• Extracted data entries:
◇ ◇ ◇ ◇ ◇

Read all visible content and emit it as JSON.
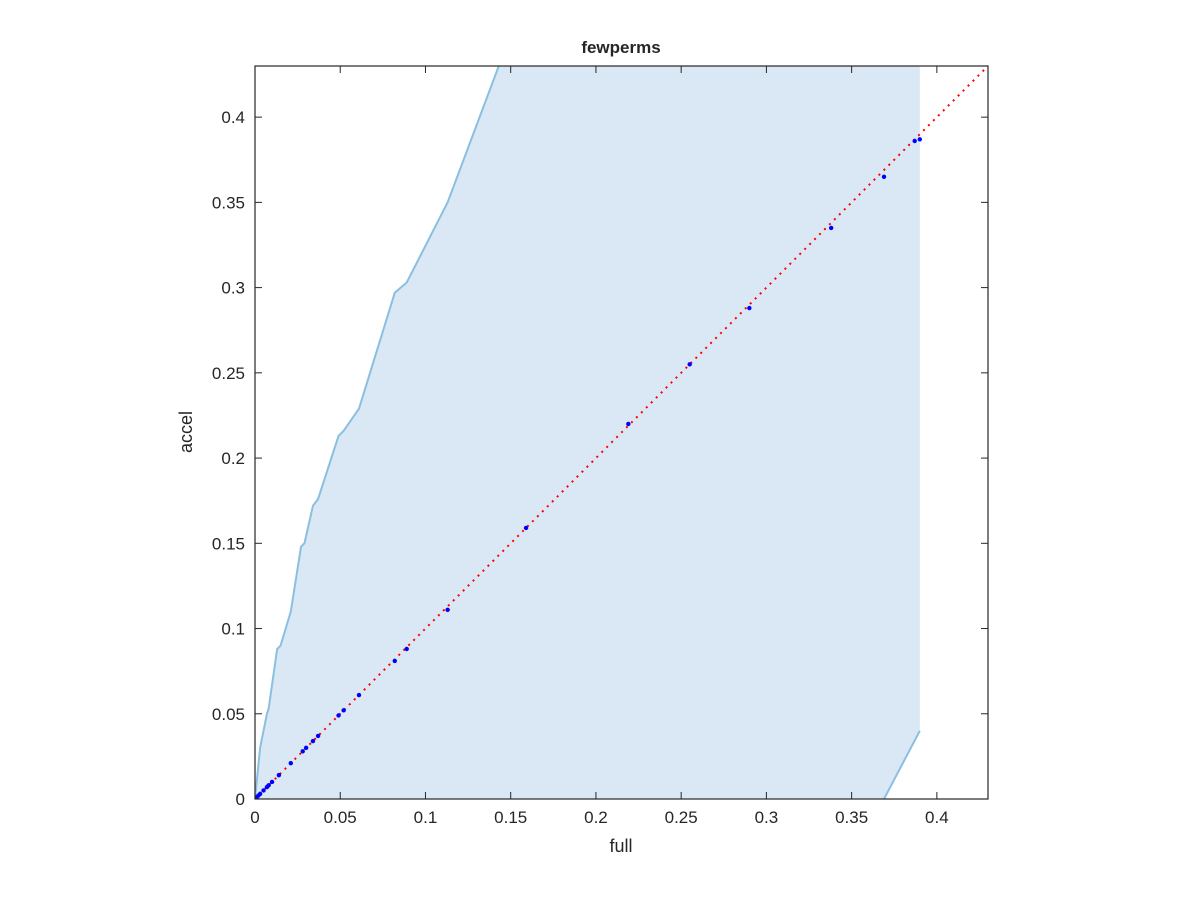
{
  "chart_data": {
    "type": "scatter",
    "title": "fewperms",
    "x_label": "full",
    "y_label": "accel",
    "xlim": [
      0,
      0.43
    ],
    "ylim": [
      0,
      0.43
    ],
    "xticks": [
      0,
      0.05,
      0.1,
      0.15,
      0.2,
      0.25,
      0.3,
      0.35,
      0.4
    ],
    "yticks": [
      0,
      0.05,
      0.1,
      0.15,
      0.2,
      0.25,
      0.3,
      0.35,
      0.4
    ],
    "points": {
      "color": "#0000ff",
      "x": [
        0,
        0.001,
        0.002,
        0.003,
        0.005,
        0.007,
        0.008,
        0.01,
        0.014,
        0.021,
        0.028,
        0.03,
        0.034,
        0.037,
        0.049,
        0.052,
        0.061,
        0.082,
        0.089,
        0.113,
        0.159,
        0.219,
        0.255,
        0.29,
        0.338,
        0.369,
        0.387,
        0.39
      ],
      "y": [
        0,
        0.001,
        0.002,
        0.003,
        0.005,
        0.007,
        0.008,
        0.01,
        0.014,
        0.021,
        0.028,
        0.03,
        0.034,
        0.037,
        0.049,
        0.052,
        0.061,
        0.081,
        0.088,
        0.111,
        0.159,
        0.22,
        0.255,
        0.288,
        0.335,
        0.365,
        0.386,
        0.387
      ]
    },
    "band": {
      "fill": "#d9e8f4",
      "edge": "#8bbfe0",
      "upper_x": [
        0,
        0.001,
        0.002,
        0.003,
        0.005,
        0.007,
        0.008,
        0.013,
        0.015,
        0.021,
        0.027,
        0.029,
        0.034,
        0.037,
        0.049,
        0.052,
        0.061,
        0.082,
        0.089,
        0.113,
        0.143
      ],
      "upper_y": [
        0,
        0.01,
        0.02,
        0.03,
        0.04,
        0.05,
        0.053,
        0.088,
        0.09,
        0.11,
        0.148,
        0.15,
        0.172,
        0.176,
        0.213,
        0.216,
        0.229,
        0.297,
        0.303,
        0.35,
        0.43
      ],
      "lower_x": [
        0.369,
        0.39
      ],
      "lower_y": [
        0,
        0.04
      ]
    },
    "reference_line": {
      "color": "#ff0000",
      "x": [
        0,
        0.43
      ],
      "y": [
        0,
        0.43
      ]
    }
  }
}
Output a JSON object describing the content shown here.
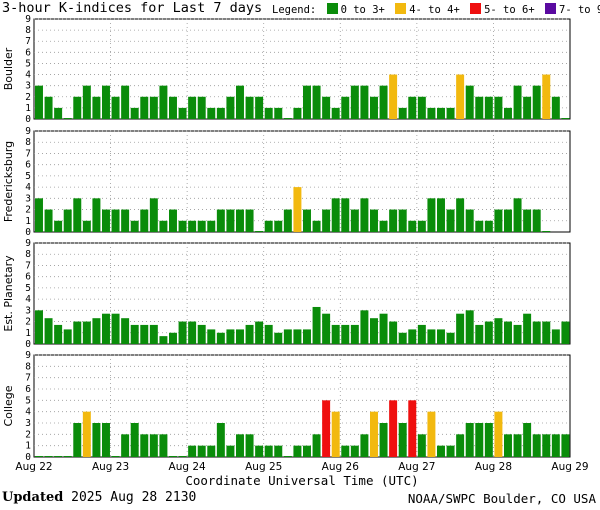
{
  "header": {
    "title": "3-hour K-indices for Last 7 days"
  },
  "legend": {
    "label": "Legend:",
    "items": [
      {
        "label": "0 to 3+",
        "color": "#0a8c0a"
      },
      {
        "label": "4- to 4+",
        "color": "#f2b90f"
      },
      {
        "label": "5- to 6+",
        "color": "#ef0f0f"
      },
      {
        "label": "7- to 9",
        "color": "#5a0aa0"
      }
    ]
  },
  "footer": {
    "updated_label": "Updated",
    "updated_value": "2025 Aug 28 2130",
    "source": "NOAA/SWPC Boulder, CO USA"
  },
  "chart_data": {
    "type": "bar",
    "xlabel": "Coordinate Universal Time (UTC)",
    "x_tick_labels": [
      "Aug 22",
      "Aug 23",
      "Aug 24",
      "Aug 25",
      "Aug 26",
      "Aug 27",
      "Aug 28",
      "Aug 29"
    ],
    "ylim": [
      0,
      9
    ],
    "y_ticks": [
      0,
      1,
      2,
      3,
      4,
      5,
      6,
      7,
      8,
      9
    ],
    "grid": true,
    "legend_position": "top-right",
    "color_scale": {
      "green_max": 3.99,
      "yellow_max": 4.99,
      "red_max": 6.99
    },
    "panels": [
      {
        "name": "Boulder",
        "values": [
          3,
          2,
          1,
          0,
          2,
          3,
          2,
          3,
          2,
          3,
          1,
          2,
          2,
          3,
          2,
          1,
          2,
          2,
          1,
          1,
          2,
          3,
          2,
          2,
          1,
          1,
          0,
          1,
          3,
          3,
          2,
          1,
          2,
          3,
          3,
          2,
          3,
          4,
          1,
          2,
          2,
          1,
          1,
          1,
          4,
          3,
          2,
          2,
          2,
          1,
          3,
          2,
          3,
          4,
          2,
          0
        ]
      },
      {
        "name": "Fredericksburg",
        "values": [
          3,
          2,
          1,
          2,
          3,
          1,
          3,
          2,
          2,
          2,
          1,
          2,
          3,
          1,
          2,
          1,
          1,
          1,
          1,
          2,
          2,
          2,
          2,
          0,
          1,
          1,
          2,
          4,
          2,
          1,
          2,
          3,
          3,
          2,
          3,
          2,
          1,
          2,
          2,
          1,
          1,
          3,
          3,
          2,
          3,
          2,
          1,
          1,
          2,
          2,
          3,
          2,
          2,
          0
        ]
      },
      {
        "name": "Est. Planetary",
        "values": [
          3,
          2.3,
          1.7,
          1.3,
          2,
          2,
          2.3,
          2.7,
          2.7,
          2.3,
          1.7,
          1.7,
          1.7,
          0.7,
          1,
          2,
          2,
          1.7,
          1.3,
          1,
          1.3,
          1.3,
          1.7,
          2,
          1.7,
          1,
          1.3,
          1.3,
          1.3,
          3.3,
          2.7,
          1.7,
          1.7,
          1.7,
          3,
          2.3,
          2.7,
          2,
          1,
          1.3,
          1.7,
          1.3,
          1.3,
          1,
          2.7,
          3,
          1.7,
          2,
          2.3,
          2,
          1.7,
          2.7,
          2,
          2,
          1.3,
          2
        ]
      },
      {
        "name": "College",
        "values": [
          0,
          0,
          0,
          0,
          3,
          4,
          3,
          3,
          0,
          2,
          3,
          2,
          2,
          2,
          0,
          0,
          1,
          1,
          1,
          3,
          1,
          2,
          2,
          1,
          1,
          1,
          0,
          1,
          1,
          2,
          5,
          4,
          1,
          1,
          2,
          4,
          3,
          5,
          3,
          5,
          2,
          4,
          1,
          1,
          2,
          3,
          3,
          3,
          4,
          2,
          2,
          3,
          2,
          2,
          2,
          2
        ]
      }
    ]
  }
}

◇ ◇ ◇ ◇ ◇

• Exercise goal: Go through the entries above and output them exactly, without pictures.

• Response to this exercise:
Read all visible content and emit it as JSON.
{
  "chart_data": {
    "type": "scatter",
    "title": "fewperms",
    "x_label": "full",
    "y_label": "accel",
    "xlim": [
      0,
      0.43
    ],
    "ylim": [
      0,
      0.43
    ],
    "xticks": [
      0,
      0.05,
      0.1,
      0.15,
      0.2,
      0.25,
      0.3,
      0.35,
      0.4
    ],
    "yticks": [
      0,
      0.05,
      0.1,
      0.15,
      0.2,
      0.25,
      0.3,
      0.35,
      0.4
    ],
    "points": {
      "color": "#0000ff",
      "x": [
        0,
        0.001,
        0.002,
        0.003,
        0.005,
        0.007,
        0.008,
        0.01,
        0.014,
        0.021,
        0.028,
        0.03,
        0.034,
        0.037,
        0.049,
        0.052,
        0.061,
        0.082,
        0.089,
        0.113,
        0.159,
        0.219,
        0.255,
        0.29,
        0.338,
        0.369,
        0.387,
        0.39
      ],
      "y": [
        0,
        0.001,
        0.002,
        0.003,
        0.005,
        0.007,
        0.008,
        0.01,
        0.014,
        0.021,
        0.028,
        0.03,
        0.034,
        0.037,
        0.049,
        0.052,
        0.061,
        0.081,
        0.088,
        0.111,
        0.159,
        0.22,
        0.255,
        0.288,
        0.335,
        0.365,
        0.386,
        0.387
      ]
    },
    "band": {
      "fill": "#d9e8f4",
      "edge": "#8bbfe0",
      "upper_x": [
        0,
        0.001,
        0.002,
        0.003,
        0.005,
        0.007,
        0.008,
        0.013,
        0.015,
        0.021,
        0.027,
        0.029,
        0.034,
        0.037,
        0.049,
        0.052,
        0.061,
        0.082,
        0.089,
        0.113,
        0.143
      ],
      "upper_y": [
        0,
        0.01,
        0.02,
        0.03,
        0.04,
        0.05,
        0.053,
        0.088,
        0.09,
        0.11,
        0.148,
        0.15,
        0.172,
        0.176,
        0.213,
        0.216,
        0.229,
        0.297,
        0.303,
        0.35,
        0.43
      ],
      "lower_x": [
        0.369,
        0.39
      ],
      "lower_y": [
        0,
        0.04
      ]
    },
    "reference_line": {
      "color": "#ff0000",
      "x": [
        0,
        0.43
      ],
      "y": [
        0,
        0.43
      ]
    }
  }
}
Output a JSON object describing the content shown here.
{
  "header": {
    "title": "3-hour K-indices for Last 7 days"
  },
  "legend": {
    "label": "Legend:",
    "items": [
      {
        "label": "0 to 3+",
        "color": "#0a8c0a"
      },
      {
        "label": "4- to 4+",
        "color": "#f2b90f"
      },
      {
        "label": "5- to 6+",
        "color": "#ef0f0f"
      },
      {
        "label": "7- to 9",
        "color": "#5a0aa0"
      }
    ]
  },
  "footer": {
    "updated_label": "Updated",
    "updated_value": "2025 Aug 28 2130",
    "source": "NOAA/SWPC Boulder, CO USA"
  },
  "chart_data": {
    "type": "bar",
    "xlabel": "Coordinate Universal Time (UTC)",
    "x_tick_labels": [
      "Aug 22",
      "Aug 23",
      "Aug 24",
      "Aug 25",
      "Aug 26",
      "Aug 27",
      "Aug 28",
      "Aug 29"
    ],
    "ylim": [
      0,
      9
    ],
    "y_ticks": [
      0,
      1,
      2,
      3,
      4,
      5,
      6,
      7,
      8,
      9
    ],
    "grid": true,
    "legend_position": "top-right",
    "color_scale": {
      "green_max": 3.99,
      "yellow_max": 4.99,
      "red_max": 6.99
    },
    "panels": [
      {
        "name": "Boulder",
        "values": [
          3,
          2,
          1,
          0,
          2,
          3,
          2,
          3,
          2,
          3,
          1,
          2,
          2,
          3,
          2,
          1,
          2,
          2,
          1,
          1,
          2,
          3,
          2,
          2,
          1,
          1,
          0,
          1,
          3,
          3,
          2,
          1,
          2,
          3,
          3,
          2,
          3,
          4,
          1,
          2,
          2,
          1,
          1,
          1,
          4,
          3,
          2,
          2,
          2,
          1,
          3,
          2,
          3,
          4,
          2,
          0
        ]
      },
      {
        "name": "Fredericksburg",
        "values": [
          3,
          2,
          1,
          2,
          3,
          1,
          3,
          2,
          2,
          2,
          1,
          2,
          3,
          1,
          2,
          1,
          1,
          1,
          1,
          2,
          2,
          2,
          2,
          0,
          1,
          1,
          2,
          4,
          2,
          1,
          2,
          3,
          3,
          2,
          3,
          2,
          1,
          2,
          2,
          1,
          1,
          3,
          3,
          2,
          3,
          2,
          1,
          1,
          2,
          2,
          3,
          2,
          2,
          0
        ]
      },
      {
        "name": "Est. Planetary",
        "values": [
          3,
          2.3,
          1.7,
          1.3,
          2,
          2,
          2.3,
          2.7,
          2.7,
          2.3,
          1.7,
          1.7,
          1.7,
          0.7,
          1,
          2,
          2,
          1.7,
          1.3,
          1,
          1.3,
          1.3,
          1.7,
          2,
          1.7,
          1,
          1.3,
          1.3,
          1.3,
          3.3,
          2.7,
          1.7,
          1.7,
          1.7,
          3,
          2.3,
          2.7,
          2,
          1,
          1.3,
          1.7,
          1.3,
          1.3,
          1,
          2.7,
          3,
          1.7,
          2,
          2.3,
          2,
          1.7,
          2.7,
          2,
          2,
          1.3,
          2
        ]
      },
      {
        "name": "College",
        "values": [
          0,
          0,
          0,
          0,
          3,
          4,
          3,
          3,
          0,
          2,
          3,
          2,
          2,
          2,
          0,
          0,
          1,
          1,
          1,
          3,
          1,
          2,
          2,
          1,
          1,
          1,
          0,
          1,
          1,
          2,
          5,
          4,
          1,
          1,
          2,
          4,
          3,
          5,
          3,
          5,
          2,
          4,
          1,
          1,
          2,
          3,
          3,
          3,
          4,
          2,
          2,
          3,
          2,
          2,
          2,
          2
        ]
      }
    ]
  }
}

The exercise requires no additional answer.